Short exercise
Print the listing in its entirety and exactly, leaving out images.

Records for this task
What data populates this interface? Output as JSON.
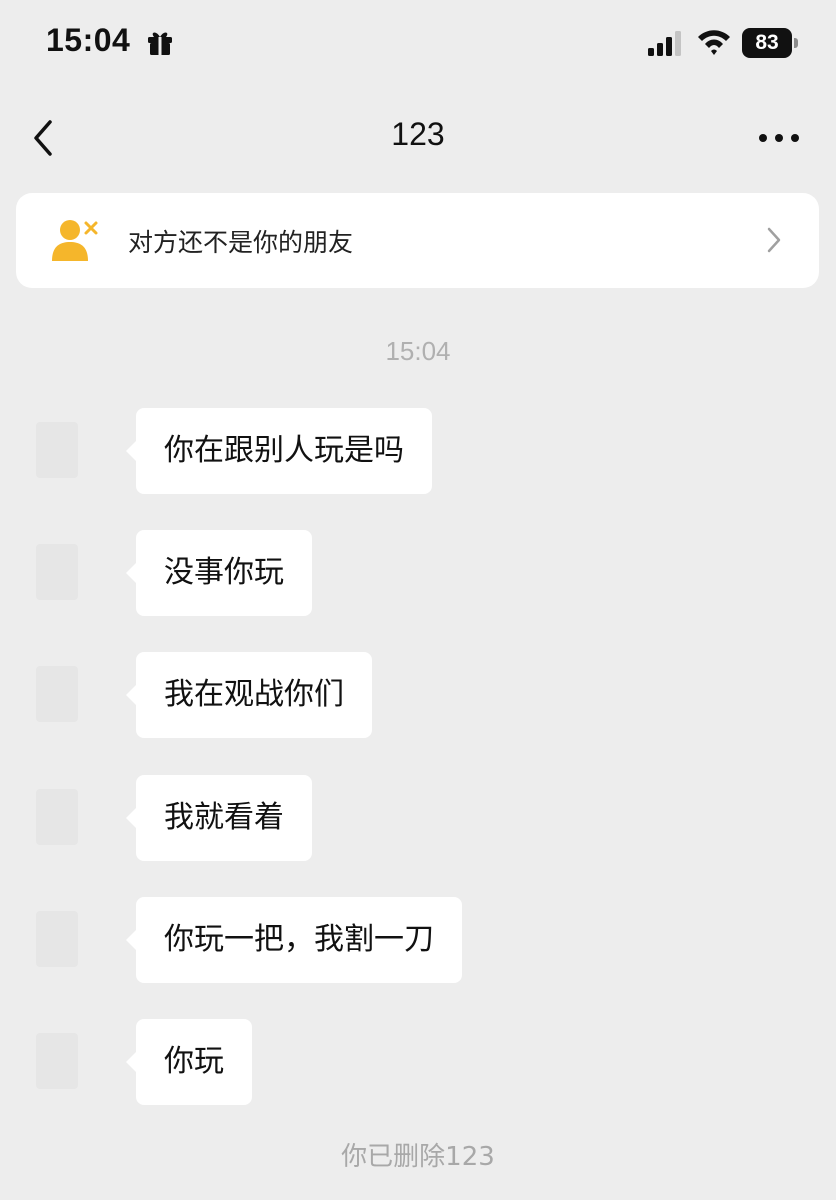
{
  "status_bar": {
    "time": "15:04",
    "battery": "83"
  },
  "nav": {
    "title": "123"
  },
  "banner": {
    "text": "对方还不是你的朋友"
  },
  "chat": {
    "timestamp": "15:04",
    "messages": [
      "你在跟别人玩是吗",
      "没事你玩",
      "我在观战你们",
      "我就看着",
      "你玩一把，我割一刀",
      "你玩"
    ],
    "system_note": "你已删除123"
  },
  "colors": {
    "background": "#ededed",
    "bubble": "#ffffff",
    "banner_icon": "#f5b62b"
  },
  "icons": [
    "gift-icon",
    "signal-icon",
    "wifi-icon",
    "battery-icon",
    "back-icon",
    "more-icon",
    "person-x-icon",
    "chevron-right-icon"
  ]
}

Written answer
What data populates this interface? Output as JSON.
{
  "status_bar": {
    "time": "15:04",
    "battery": "83"
  },
  "nav": {
    "title": "123"
  },
  "banner": {
    "text": "对方还不是你的朋友"
  },
  "chat": {
    "timestamp": "15:04",
    "messages": [
      "你在跟别人玩是吗",
      "没事你玩",
      "我在观战你们",
      "我就看着",
      "你玩一把，我割一刀",
      "你玩"
    ],
    "system_note": "你已删除123"
  },
  "colors": {
    "background": "#ededed",
    "bubble": "#ffffff",
    "banner_icon": "#f5b62b"
  },
  "icons": [
    "gift-icon",
    "signal-icon",
    "wifi-icon",
    "battery-icon",
    "back-icon",
    "more-icon",
    "person-x-icon",
    "chevron-right-icon"
  ]
}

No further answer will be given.